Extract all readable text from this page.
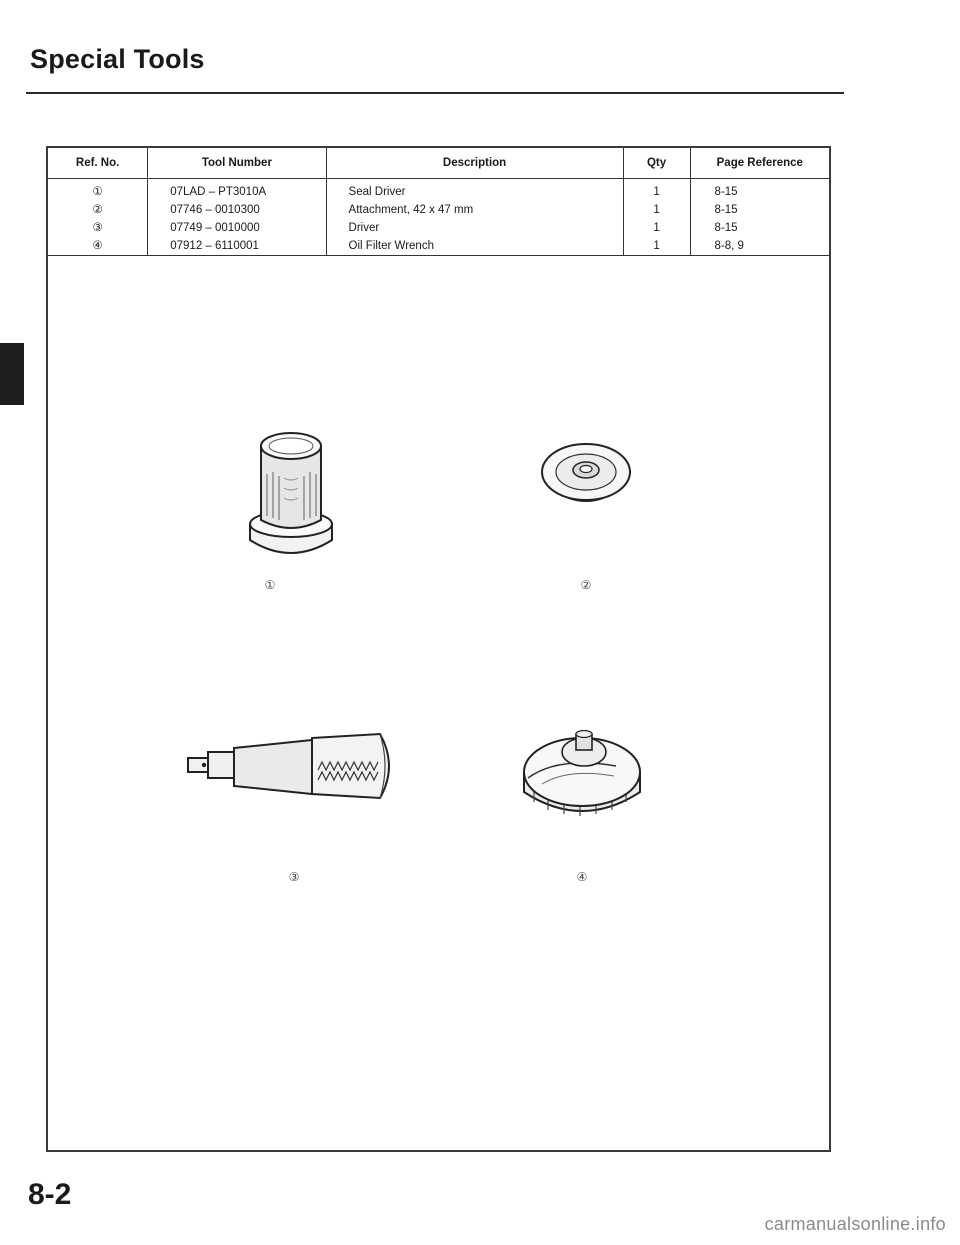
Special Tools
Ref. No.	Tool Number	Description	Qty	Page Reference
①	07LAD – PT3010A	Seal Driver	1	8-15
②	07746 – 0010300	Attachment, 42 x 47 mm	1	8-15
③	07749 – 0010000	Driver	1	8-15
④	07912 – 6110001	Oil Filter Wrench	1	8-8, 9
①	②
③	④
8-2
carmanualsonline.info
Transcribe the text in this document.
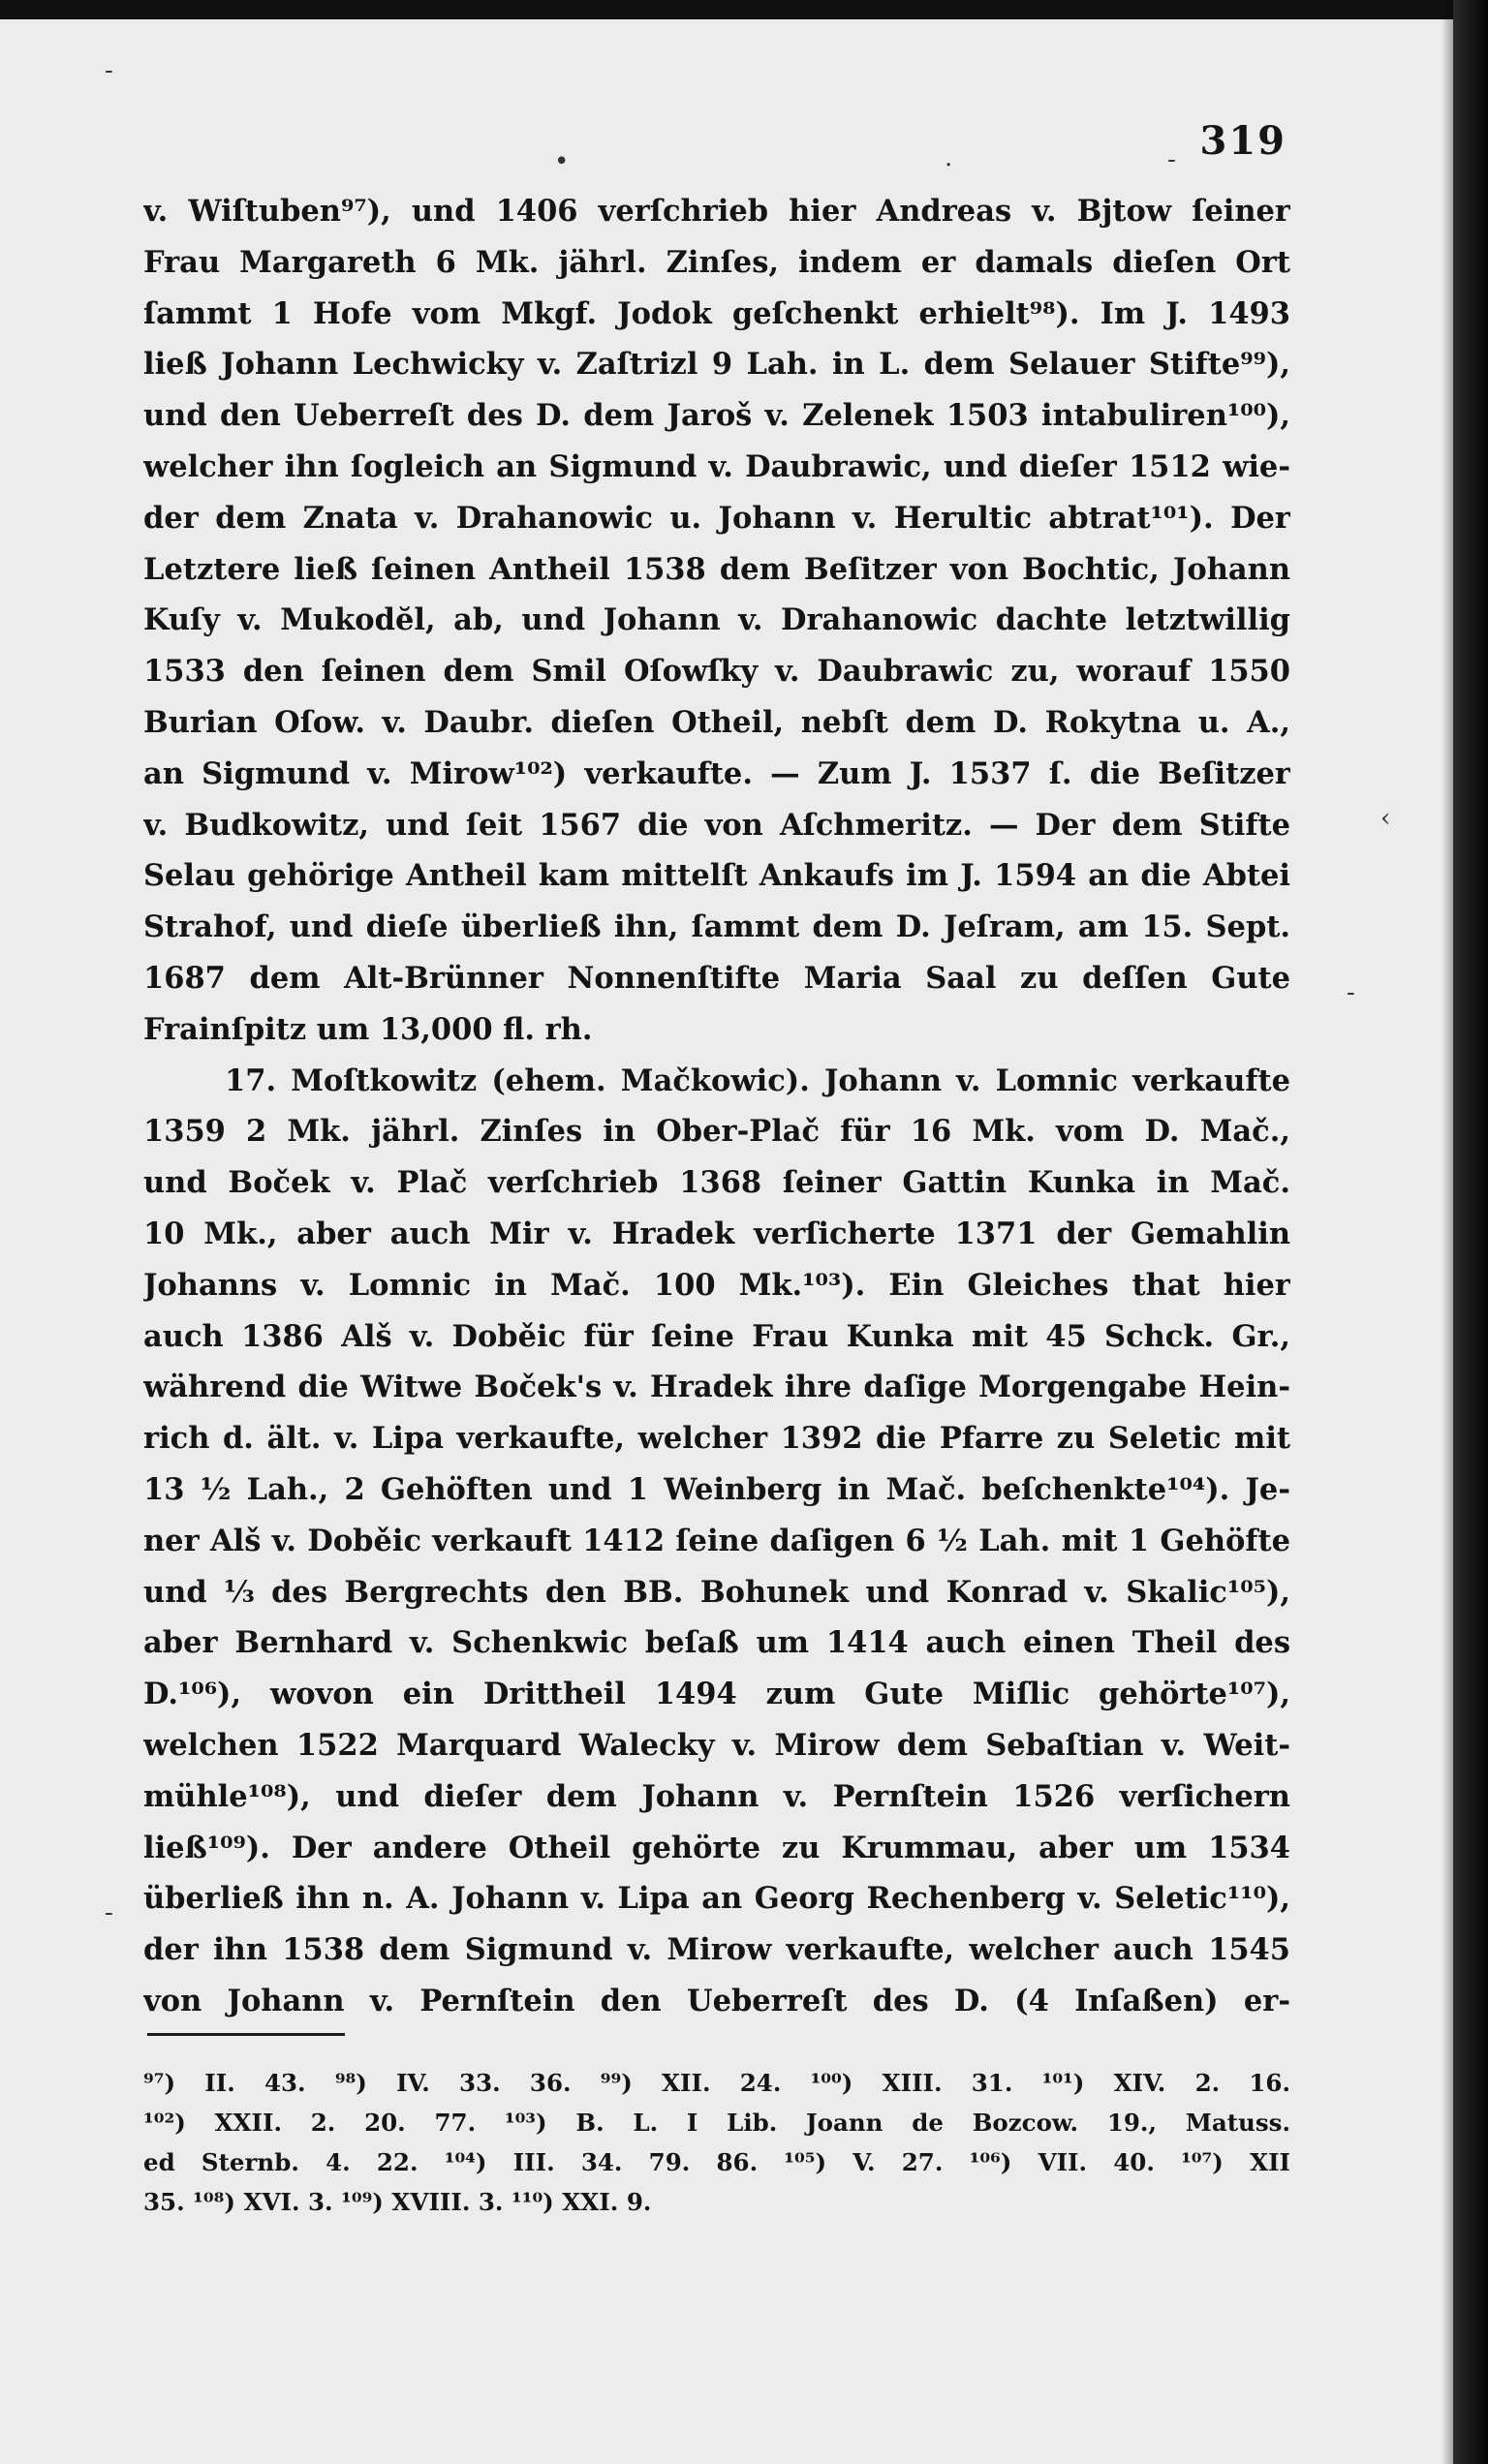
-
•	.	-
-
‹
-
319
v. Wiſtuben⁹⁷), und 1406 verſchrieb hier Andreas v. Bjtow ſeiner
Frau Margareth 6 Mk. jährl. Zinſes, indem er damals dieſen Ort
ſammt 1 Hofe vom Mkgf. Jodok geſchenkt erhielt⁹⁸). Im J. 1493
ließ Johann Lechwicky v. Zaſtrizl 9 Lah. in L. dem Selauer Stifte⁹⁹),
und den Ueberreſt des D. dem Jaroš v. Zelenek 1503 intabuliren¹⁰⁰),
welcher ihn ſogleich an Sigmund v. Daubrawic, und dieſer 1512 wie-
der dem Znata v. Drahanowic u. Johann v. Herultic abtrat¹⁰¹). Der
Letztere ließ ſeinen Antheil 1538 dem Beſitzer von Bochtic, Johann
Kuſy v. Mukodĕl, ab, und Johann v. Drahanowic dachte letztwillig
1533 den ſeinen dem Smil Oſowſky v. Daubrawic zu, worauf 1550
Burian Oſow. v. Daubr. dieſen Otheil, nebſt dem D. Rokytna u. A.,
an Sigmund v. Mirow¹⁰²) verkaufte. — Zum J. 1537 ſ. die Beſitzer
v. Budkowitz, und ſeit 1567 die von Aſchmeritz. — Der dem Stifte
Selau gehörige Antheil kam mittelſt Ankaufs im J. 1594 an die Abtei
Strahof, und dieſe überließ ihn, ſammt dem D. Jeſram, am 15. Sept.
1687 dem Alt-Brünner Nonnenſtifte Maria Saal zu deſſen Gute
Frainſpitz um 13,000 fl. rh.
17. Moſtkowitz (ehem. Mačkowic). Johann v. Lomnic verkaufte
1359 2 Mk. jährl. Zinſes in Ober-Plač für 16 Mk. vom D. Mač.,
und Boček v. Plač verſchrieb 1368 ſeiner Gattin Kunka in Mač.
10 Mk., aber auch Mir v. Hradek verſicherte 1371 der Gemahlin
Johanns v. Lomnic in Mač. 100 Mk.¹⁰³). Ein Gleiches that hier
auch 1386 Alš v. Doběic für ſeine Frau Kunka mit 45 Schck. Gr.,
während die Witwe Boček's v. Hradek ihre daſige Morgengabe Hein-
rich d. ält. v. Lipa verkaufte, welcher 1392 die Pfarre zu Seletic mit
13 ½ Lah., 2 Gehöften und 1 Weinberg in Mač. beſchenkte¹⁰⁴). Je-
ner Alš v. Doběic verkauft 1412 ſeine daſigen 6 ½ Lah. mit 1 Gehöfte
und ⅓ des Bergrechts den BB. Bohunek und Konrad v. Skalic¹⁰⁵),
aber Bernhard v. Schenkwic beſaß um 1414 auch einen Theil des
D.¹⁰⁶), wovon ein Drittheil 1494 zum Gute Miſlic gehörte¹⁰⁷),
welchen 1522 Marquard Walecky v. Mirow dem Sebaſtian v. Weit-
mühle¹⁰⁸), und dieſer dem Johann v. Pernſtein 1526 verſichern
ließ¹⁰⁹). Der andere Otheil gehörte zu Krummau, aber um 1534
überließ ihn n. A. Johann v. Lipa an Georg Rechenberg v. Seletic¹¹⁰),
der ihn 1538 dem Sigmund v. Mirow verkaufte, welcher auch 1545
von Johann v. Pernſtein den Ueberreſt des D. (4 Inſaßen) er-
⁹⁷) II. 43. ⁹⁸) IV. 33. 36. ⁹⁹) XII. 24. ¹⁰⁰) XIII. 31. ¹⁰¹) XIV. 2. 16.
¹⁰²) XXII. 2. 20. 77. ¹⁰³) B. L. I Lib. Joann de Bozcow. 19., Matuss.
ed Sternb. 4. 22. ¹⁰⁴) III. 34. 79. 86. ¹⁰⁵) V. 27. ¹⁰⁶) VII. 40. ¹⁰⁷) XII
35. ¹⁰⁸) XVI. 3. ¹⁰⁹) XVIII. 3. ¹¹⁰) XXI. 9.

GIVEN TASK :: Work out how many lines of the listing above include "auch". Answer with the number and nothing more.

EXERCISE OUTPUT :: 4